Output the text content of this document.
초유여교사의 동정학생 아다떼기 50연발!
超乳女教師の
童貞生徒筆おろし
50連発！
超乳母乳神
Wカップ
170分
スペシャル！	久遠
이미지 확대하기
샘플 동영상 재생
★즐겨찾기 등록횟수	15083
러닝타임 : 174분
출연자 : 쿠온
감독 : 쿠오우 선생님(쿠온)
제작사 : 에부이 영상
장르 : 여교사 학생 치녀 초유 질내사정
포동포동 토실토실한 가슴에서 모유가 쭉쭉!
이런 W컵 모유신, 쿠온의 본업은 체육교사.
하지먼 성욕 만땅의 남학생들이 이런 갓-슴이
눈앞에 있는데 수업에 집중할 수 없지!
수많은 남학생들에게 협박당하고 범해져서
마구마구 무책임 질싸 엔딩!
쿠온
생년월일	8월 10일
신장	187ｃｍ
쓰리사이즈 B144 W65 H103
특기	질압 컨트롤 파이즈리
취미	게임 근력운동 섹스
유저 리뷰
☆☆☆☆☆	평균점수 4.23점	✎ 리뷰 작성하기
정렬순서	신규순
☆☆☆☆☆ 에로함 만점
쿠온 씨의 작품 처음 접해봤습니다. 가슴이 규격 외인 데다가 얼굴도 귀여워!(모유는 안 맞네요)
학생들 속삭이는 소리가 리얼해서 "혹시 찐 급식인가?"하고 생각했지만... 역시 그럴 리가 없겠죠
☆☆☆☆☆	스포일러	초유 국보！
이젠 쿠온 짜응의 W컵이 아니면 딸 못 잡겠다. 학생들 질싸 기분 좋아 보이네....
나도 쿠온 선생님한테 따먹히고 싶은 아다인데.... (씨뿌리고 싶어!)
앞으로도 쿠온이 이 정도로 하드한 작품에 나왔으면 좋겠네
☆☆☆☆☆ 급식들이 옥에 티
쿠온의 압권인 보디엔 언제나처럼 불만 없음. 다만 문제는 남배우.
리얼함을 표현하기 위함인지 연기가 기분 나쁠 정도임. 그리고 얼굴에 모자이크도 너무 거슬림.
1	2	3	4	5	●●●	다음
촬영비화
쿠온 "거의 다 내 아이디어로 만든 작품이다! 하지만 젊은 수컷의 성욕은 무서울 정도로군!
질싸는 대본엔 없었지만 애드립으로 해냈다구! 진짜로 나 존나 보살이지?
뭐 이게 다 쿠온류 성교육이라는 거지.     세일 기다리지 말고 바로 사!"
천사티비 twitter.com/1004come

[Exercise prompt] Copy out the full listing exactly.

[Written response]
Output the text content of this document.
초유여교사의 동정학생 아다떼기 50연발!
超乳女教師の
童貞生徒筆おろし
50連発！
超乳母乳神
Wカップ
170分
スペシャル！	久遠
이미지 확대하기
샘플 동영상 재생
★즐겨찾기 등록횟수	15083
러닝타임 : 174분
출연자 : 쿠온
감독 : 쿠오우 선생님(쿠온)
제작사 : 에부이 영상
장르 : 여교사 학생 치녀 초유 질내사정
포동포동 토실토실한 가슴에서 모유가 쭉쭉!
이런 W컵 모유신, 쿠온의 본업은 체육교사.
하지먼 성욕 만땅의 남학생들이 이런 갓-슴이
눈앞에 있는데 수업에 집중할 수 없지!
수많은 남학생들에게 협박당하고 범해져서
마구마구 무책임 질싸 엔딩!
쿠온
생년월일	8월 10일
신장	187ｃｍ
쓰리사이즈 B144 W65 H103
특기	질압 컨트롤 파이즈리
취미	게임 근력운동 섹스
유저 리뷰
☆☆☆☆☆	평균점수 4.23점	✎ 리뷰 작성하기
정렬순서	신규순
☆☆☆☆☆ 에로함 만점
쿠온 씨의 작품 처음 접해봤습니다. 가슴이 규격 외인 데다가 얼굴도 귀여워!(모유는 안 맞네요)
학생들 속삭이는 소리가 리얼해서 "혹시 찐 급식인가?"하고 생각했지만... 역시 그럴 리가 없겠죠
☆☆☆☆☆	스포일러	초유 국보！
이젠 쿠온 짜응의 W컵이 아니면 딸 못 잡겠다. 학생들 질싸 기분 좋아 보이네....
나도 쿠온 선생님한테 따먹히고 싶은 아다인데.... (씨뿌리고 싶어!)
앞으로도 쿠온이 이 정도로 하드한 작품에 나왔으면 좋겠네
☆☆☆☆☆ 급식들이 옥에 티
쿠온의 압권인 보디엔 언제나처럼 불만 없음. 다만 문제는 남배우.
리얼함을 표현하기 위함인지 연기가 기분 나쁠 정도임. 그리고 얼굴에 모자이크도 너무 거슬림.
1	2	3	4	5	●●●	다음
촬영비화
쿠온 "거의 다 내 아이디어로 만든 작품이다! 하지만 젊은 수컷의 성욕은 무서울 정도로군!
질싸는 대본엔 없었지만 애드립으로 해냈다구! 진짜로 나 존나 보살이지?
뭐 이게 다 쿠온류 성교육이라는 거지.     세일 기다리지 말고 바로 사!"
천사티비 twitter.com/1004come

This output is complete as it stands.